◆ **YOUR TASK**
Write the material out again exactly.

◆ **MATERIAL FOR THIS EXERCISE**
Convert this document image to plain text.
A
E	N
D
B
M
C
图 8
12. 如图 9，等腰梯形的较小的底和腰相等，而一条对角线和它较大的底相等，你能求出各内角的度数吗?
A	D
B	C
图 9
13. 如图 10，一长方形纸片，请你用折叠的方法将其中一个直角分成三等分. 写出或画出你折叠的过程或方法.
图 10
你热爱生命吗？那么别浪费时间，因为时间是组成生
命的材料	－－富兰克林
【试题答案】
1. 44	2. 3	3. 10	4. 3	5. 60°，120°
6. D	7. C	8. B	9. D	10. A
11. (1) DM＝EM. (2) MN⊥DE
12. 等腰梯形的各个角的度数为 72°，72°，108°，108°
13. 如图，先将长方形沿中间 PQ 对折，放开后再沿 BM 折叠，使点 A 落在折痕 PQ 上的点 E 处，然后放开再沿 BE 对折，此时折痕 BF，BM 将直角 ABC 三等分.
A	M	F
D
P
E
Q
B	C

◆ **CORRECT OUTPUT**
Convert this document image to plain text.
A
E	N
D
B
M
C
图 8
12. 如图 9，等腰梯形的较小的底和腰相等，而一条对角线和它较大的底相等，你能求出各内角的度数吗?
A	D
B	C
图 9
13. 如图 10，一长方形纸片，请你用折叠的方法将其中一个直角分成三等分. 写出或画出你折叠的过程或方法.
图 10
你热爱生命吗？那么别浪费时间，因为时间是组成生
命的材料	－－富兰克林
【试题答案】
1. 44	2. 3	3. 10	4. 3	5. 60°，120°
6. D	7. C	8. B	9. D	10. A
11. (1) DM＝EM. (2) MN⊥DE
12. 等腰梯形的各个角的度数为 72°，72°，108°，108°
13. 如图，先将长方形沿中间 PQ 对折，放开后再沿 BM 折叠，使点 A 落在折痕 PQ 上的点 E 处，然后放开再沿 BE 对折，此时折痕 BF，BM 将直角 ABC 三等分.
A	M	F
D
P
E
Q
B	C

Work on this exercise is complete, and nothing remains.